Text extract:
Published : Sunday, 14 April, 2019 at 12:00 AM  Count : 248
Md Parvez Alam  & Mostafa Al Hossaini

For last two decades, Bangladesh has been experiencing significant economic growth amounting on an average more than 5 per cent, higher than the other regional players; and achieved outstanding development in various socio-economic development indicators. Few decades back, the post-independence period can be characterized by infrastructural bottlenecks, deplorable living condition of people, lower literacy rate and widespread corruption prevailing in the economy.

Now, Bangladesh is regularly being admired in various international occasions and being termed as "Asian tiger" for registering spurious economic growth and improvement in socio-development indicators such as per capita income ($1909), average life expectancy rate (73 years), literacy rate (61 per cent). After the independence, the de-facto government took the economic policy based on socialism by nationalizing the major industrial units, which had been abandoned by Pakistani ruler.

However, such initiative didn't work long because of rampant corruption in public sectors, poor governance practices, lack of proper check and balance in monitoring and evaluation process and systematic failure of the incumbent government. The reformation of economic policy, done by the then government through privatizing the major public institutions and introducing the market economy, had opened a new era towards the modern economic development of the country.

The major economic reform had taken place in 1990s by adopting the recommendation of IMF, which included the mass liberalizations in import quota, subsequent privatization of public institutions, and financial liberalization by adopting free-floating exchange rate, opening up current account.

The past two decades' impressive economic development and social development have been termed as development paradox by World Bank and other donor countries as we secured first positions several times in corruptions and bad governance practices in public sectors parallel with economic growth.

The consistently increasing RMG export earnings and remittance from abroad are the main driving force behind the economic miracle of Bangladesh. The development of garments industry is underpinned by various favourable factors like competitive labour market, lower entry barriers, favourable government policy, tax incentive, preferential access of Bangladesh's product in the market of US an EU, but the future of RMG sector is not as good as we are expecting.

The automations in RMG sector, lack of diversification in product portfolio, lower investment in research & development and training facilitates, poor port facilities, absence of bilateral trade agreement with host countries, inabilities to build personal brand and increasing cost of labour force, which act as the prime catalyst to attract more foreign direct investment, are the prime factors blurring the future potentials of RMG sector.

The rate of participation of businessmen in politics has been rising unprecedentedly, since currently more than 80 per cent of the Member of Parliament is businessmen which in 1971, was only 4 per cent. There is an inherent relationship between political system and economy of a state. How an economy will work is often determined by the political forces and political culture.

Excerpted records:
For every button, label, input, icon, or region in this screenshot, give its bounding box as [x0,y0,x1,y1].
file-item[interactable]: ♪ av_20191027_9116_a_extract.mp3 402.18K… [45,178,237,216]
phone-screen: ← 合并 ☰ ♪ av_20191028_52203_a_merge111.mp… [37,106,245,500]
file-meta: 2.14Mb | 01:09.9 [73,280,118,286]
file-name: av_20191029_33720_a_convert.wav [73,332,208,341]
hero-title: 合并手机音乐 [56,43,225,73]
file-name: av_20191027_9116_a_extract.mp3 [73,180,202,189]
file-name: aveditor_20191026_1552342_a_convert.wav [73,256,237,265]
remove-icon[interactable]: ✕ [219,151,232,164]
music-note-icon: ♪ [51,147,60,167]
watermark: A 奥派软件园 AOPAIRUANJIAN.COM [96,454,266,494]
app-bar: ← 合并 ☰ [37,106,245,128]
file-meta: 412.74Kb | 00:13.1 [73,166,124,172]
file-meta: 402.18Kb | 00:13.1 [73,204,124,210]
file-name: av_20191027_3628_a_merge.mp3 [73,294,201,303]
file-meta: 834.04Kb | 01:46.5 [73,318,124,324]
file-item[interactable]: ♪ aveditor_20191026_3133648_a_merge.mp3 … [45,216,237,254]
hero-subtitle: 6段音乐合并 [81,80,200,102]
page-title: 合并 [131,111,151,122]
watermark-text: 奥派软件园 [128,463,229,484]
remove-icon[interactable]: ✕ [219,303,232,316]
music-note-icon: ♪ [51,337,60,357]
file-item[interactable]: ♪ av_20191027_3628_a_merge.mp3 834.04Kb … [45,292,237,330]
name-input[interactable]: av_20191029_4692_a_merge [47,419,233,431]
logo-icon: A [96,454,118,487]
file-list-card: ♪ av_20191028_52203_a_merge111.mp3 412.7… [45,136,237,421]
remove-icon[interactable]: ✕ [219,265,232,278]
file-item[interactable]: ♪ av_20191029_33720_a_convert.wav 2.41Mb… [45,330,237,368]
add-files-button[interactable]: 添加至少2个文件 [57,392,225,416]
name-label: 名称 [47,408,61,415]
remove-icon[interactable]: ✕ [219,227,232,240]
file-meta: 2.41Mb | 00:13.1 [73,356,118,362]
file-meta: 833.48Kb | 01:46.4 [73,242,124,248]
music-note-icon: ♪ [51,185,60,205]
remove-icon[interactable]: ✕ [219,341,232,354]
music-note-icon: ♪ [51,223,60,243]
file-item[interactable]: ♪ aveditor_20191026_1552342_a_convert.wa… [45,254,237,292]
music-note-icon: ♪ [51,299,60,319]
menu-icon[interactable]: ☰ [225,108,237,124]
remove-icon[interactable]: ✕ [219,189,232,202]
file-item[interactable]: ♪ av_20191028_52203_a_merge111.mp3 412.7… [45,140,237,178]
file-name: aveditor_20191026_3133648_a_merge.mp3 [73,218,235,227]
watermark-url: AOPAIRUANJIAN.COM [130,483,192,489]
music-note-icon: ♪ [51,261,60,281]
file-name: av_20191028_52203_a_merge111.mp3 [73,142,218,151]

Stated goal: In the article on Bangladesh's economy, take everything from "The past two" down to "with economic growth." and rewrite it with "growth paradox" in place of "development paradox". The entries come from a separate source and are unrelated to the article on Bangladesh's economy.

Completed exercise:
The past two decades' impressive economic development and social development have been termed as growth paradox by World Bank and other donor countries as we secured first positions several times in corruptions and bad governance practices in public sectors parallel with economic growth.